- **Source passage**

══════════

New to the JDK 6.0 is support for scripting languages such as JavaScript. One advantage that Cay Horstmann is looking for is the ability to quickly experiment with code fragments. In his blog, Cay describes a few nifty things that he did that demonstrate just how far the new support for JavaScript goes.
Today, I discovered the JavaScript console in JDK6. From a command shell, run jrunscript (assuming, of course, that you have $JAVA_HOME/bin on your path). You get a JavaScript interpreter that lets you script Java classes.
The first thing that Cay wrote was a little "Hello World" Swing app. As he points out, this simple task was completed without the usual declarations that would be needed for a full blown Java Swing application. His next experiment was one that most of us struggle with at times, getting the right sequence of cryptic symbols needed to create a regular expression. It was at this point that things started to break down. First problem is that the call to split() method needed to be setup differently. Though his first attempt at splitting a string worked, subsequent attempts using different expressions did not yield the expected results. js> Arrays.asList("foo bar".split("

══════════

- **What to do**
1. Rewrite the passage on JDK 6 scripting, beginning at the words "New to the JDK" and stopping after "script Java classes.", replacing "JavaScript" with "Groovy".
2. According to the passage on JDK 6 scripting, which command is run from a command shell to open the JavaScript console?
3. Continue the passage on JDK 6 scripting, starting after its last sentence.

(Rows drawn from a dataset)
══════════

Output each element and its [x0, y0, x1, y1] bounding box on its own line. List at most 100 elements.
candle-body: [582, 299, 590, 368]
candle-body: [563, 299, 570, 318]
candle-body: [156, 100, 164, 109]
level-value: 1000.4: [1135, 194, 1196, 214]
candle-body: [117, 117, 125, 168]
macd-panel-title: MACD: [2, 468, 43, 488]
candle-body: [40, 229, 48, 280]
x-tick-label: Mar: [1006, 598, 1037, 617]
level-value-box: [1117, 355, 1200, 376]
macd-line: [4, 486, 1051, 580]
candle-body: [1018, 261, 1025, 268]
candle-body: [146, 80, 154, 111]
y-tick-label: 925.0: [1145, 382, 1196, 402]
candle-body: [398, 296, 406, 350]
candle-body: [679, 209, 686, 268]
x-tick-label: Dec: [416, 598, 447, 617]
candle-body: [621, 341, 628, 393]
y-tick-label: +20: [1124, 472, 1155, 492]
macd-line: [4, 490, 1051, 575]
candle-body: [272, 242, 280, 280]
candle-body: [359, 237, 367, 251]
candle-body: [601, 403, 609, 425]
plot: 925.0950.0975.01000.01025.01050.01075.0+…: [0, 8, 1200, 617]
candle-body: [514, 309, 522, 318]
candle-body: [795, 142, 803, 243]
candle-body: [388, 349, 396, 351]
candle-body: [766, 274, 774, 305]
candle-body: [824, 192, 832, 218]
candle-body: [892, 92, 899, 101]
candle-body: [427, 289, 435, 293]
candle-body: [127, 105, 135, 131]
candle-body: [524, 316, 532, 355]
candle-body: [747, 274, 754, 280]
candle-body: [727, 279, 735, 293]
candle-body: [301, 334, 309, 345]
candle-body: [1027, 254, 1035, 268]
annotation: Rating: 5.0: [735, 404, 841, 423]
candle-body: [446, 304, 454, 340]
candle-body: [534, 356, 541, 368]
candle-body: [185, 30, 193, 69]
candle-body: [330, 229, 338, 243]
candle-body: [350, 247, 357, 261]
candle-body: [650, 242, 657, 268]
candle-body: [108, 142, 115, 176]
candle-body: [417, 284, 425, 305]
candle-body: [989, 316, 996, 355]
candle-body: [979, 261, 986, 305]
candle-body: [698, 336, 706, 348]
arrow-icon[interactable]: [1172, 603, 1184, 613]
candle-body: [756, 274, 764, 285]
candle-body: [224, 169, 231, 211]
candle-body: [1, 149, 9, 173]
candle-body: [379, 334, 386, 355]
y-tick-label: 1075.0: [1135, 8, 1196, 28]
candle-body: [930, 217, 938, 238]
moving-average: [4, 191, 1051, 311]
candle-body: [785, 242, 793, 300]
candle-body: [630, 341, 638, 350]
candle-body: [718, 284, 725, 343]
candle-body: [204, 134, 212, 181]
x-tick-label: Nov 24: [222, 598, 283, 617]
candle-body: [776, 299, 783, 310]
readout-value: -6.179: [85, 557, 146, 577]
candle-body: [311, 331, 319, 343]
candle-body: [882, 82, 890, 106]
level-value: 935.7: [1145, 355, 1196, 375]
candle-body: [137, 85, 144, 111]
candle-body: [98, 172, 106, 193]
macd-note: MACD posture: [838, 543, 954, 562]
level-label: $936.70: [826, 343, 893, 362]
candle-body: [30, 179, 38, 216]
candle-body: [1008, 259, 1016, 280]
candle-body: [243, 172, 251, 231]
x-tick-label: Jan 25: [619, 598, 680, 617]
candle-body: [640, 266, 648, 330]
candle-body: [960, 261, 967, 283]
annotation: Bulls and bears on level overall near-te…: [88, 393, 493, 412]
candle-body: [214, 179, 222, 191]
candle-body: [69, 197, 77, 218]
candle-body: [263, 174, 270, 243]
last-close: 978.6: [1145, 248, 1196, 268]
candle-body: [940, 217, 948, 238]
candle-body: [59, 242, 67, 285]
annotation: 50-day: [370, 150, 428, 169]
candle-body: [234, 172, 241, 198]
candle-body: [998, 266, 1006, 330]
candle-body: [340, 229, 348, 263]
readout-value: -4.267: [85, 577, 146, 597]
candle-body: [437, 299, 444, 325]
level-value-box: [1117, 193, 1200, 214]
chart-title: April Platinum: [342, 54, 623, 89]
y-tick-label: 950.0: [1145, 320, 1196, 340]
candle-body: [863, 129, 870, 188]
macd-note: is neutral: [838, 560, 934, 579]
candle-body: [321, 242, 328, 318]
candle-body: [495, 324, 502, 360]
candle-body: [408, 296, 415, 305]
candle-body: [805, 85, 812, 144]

══════════

- **Response list**
1.
New to the JDK 6.0 is support for scripting languages such as Groovy. One advantage that Cay Horstmann is looking for is the ability to quickly experiment with code fragments. In his blog, Cay describes a few nifty things that he did that demonstrate just how far the new support for Groovy goes.
Today, I discovered the Groovy console in JDK6. From a command shell, run jrunscript (assuming, of course, that you have $JAVA_HOME/bin on your path). You get a Groovy interpreter that lets you script Java classes.

2. jrunscript

3.
s+")); [foo bar] When you code test this code fragment in pure Java you get the expected answer [foo, bar]. This lead Cay to speculate that maybe a JavaScript string isn't the same as a Java string. Changing the code so that "foo bar" was a Java string was the trick needed to get it done. Cay's conclusions that he wasn't left with a "warm and fuzzy" feeling that the JavaScript console will be helpful. So question remains; is this tool a valuable addition to the JDK distribuion?